-- What is expected --
Of the lines below, count those containing the word "CSCF". Reply with the number alone.

── Records for the task

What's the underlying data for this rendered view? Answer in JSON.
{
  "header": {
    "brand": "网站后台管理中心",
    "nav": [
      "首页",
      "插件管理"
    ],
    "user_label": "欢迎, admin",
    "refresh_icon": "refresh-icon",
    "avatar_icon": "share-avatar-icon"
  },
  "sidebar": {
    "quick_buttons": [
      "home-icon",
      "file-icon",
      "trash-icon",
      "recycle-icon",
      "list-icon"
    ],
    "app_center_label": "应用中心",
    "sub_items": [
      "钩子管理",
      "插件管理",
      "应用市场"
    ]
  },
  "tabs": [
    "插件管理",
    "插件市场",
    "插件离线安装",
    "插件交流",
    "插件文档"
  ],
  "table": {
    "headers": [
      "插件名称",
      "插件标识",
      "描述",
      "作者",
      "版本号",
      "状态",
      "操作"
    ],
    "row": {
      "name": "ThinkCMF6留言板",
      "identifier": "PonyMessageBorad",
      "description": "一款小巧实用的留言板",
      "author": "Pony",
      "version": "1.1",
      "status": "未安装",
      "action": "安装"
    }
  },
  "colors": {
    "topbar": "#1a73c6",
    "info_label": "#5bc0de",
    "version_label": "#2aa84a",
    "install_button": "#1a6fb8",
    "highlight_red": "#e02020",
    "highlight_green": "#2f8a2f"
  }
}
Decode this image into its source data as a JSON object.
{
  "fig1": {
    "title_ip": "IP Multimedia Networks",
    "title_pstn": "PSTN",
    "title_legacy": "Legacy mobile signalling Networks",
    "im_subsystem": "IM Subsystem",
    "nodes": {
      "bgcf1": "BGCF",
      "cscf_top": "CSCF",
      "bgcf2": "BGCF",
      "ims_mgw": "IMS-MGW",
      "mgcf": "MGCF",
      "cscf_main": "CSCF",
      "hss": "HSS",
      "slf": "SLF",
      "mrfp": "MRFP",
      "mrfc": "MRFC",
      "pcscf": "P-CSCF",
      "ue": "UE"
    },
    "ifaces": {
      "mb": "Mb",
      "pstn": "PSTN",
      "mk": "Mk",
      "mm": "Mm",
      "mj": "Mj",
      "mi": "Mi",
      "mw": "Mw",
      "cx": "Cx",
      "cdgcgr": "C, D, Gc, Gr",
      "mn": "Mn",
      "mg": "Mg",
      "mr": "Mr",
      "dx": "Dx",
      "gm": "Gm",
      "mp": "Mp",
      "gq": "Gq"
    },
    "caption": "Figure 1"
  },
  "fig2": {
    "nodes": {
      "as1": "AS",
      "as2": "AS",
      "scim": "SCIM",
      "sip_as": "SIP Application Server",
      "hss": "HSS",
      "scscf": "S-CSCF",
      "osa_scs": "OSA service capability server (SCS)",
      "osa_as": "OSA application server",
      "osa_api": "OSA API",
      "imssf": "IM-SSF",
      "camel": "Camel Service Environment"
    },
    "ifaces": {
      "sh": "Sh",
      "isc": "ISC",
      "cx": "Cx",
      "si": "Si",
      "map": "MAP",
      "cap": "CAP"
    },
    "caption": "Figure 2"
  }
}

────

-- Result of this exercise --
4